───── LISTED RECORDS

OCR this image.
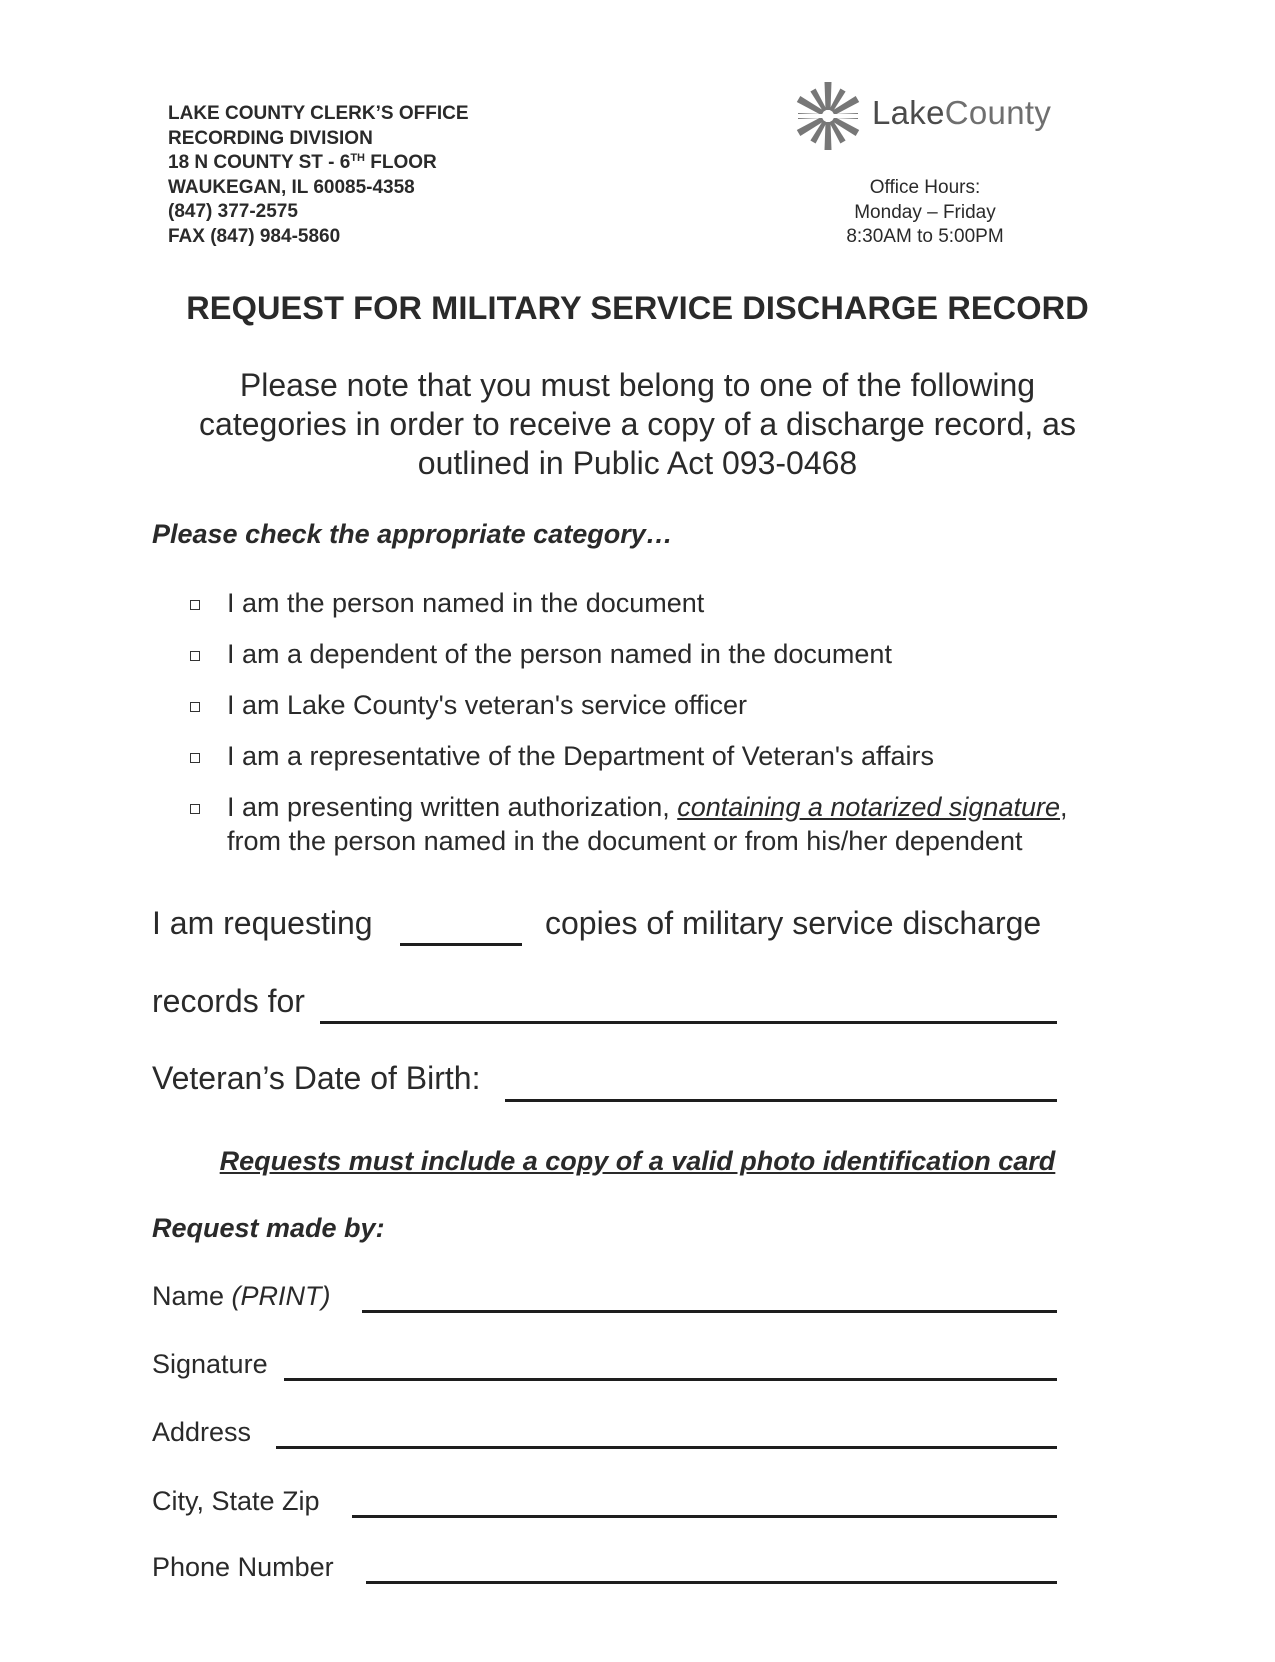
LAKE COUNTY CLERK’S OFFICE
RECORDING DIVISION
18 N COUNTY ST - 6TH FLOOR
WAUKEGAN, IL 60085-4358
(847) 377-2575
FAX (847) 984-5860
LakeCounty
Office Hours:
Monday – Friday
8:30AM to 5:00PM
REQUEST FOR MILITARY SERVICE DISCHARGE RECORD
Please note that you must belong to one of the following
categories in order to receive a copy of a discharge record, as
outlined in Public Act 093-0468
Please check the appropriate category…
I am the person named in the document
I am a dependent of the person named in the document
I am Lake County's veteran's service officer
I am a representative of the Department of Veteran's affairs
I am presenting written authorization, containing a notarized signature, from the person named in the document or from his/her dependent
I am requesting	copies of military service discharge
records for
Veteran’s Date of Birth:
Requests must include a copy of a valid photo identification card
Request made by:
Name (PRINT)
Signature
Address
City, State Zip
Phone Number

──────────

§ **GOAL**:
Omit every picture while copying the listing above exactly.

§ **PROBLEM SOLUTION**:
OCR this image.
LAKE COUNTY CLERK’S OFFICE
RECORDING DIVISION
18 N COUNTY ST - 6TH FLOOR
WAUKEGAN, IL 60085-4358
(847) 377-2575
FAX (847) 984-5860
LakeCounty
Office Hours:
Monday – Friday
8:30AM to 5:00PM
REQUEST FOR MILITARY SERVICE DISCHARGE RECORD
Please note that you must belong to one of the following
categories in order to receive a copy of a discharge record, as
outlined in Public Act 093-0468
Please check the appropriate category…
I am the person named in the document
I am a dependent of the person named in the document
I am Lake County's veteran's service officer
I am a representative of the Department of Veteran's affairs
I am presenting written authorization, containing a notarized signature, from the person named in the document or from his/her dependent
I am requesting	copies of military service discharge
records for
Veteran’s Date of Birth:
Requests must include a copy of a valid photo identification card
Request made by:
Name (PRINT)
Signature
Address
City, State Zip
Phone Number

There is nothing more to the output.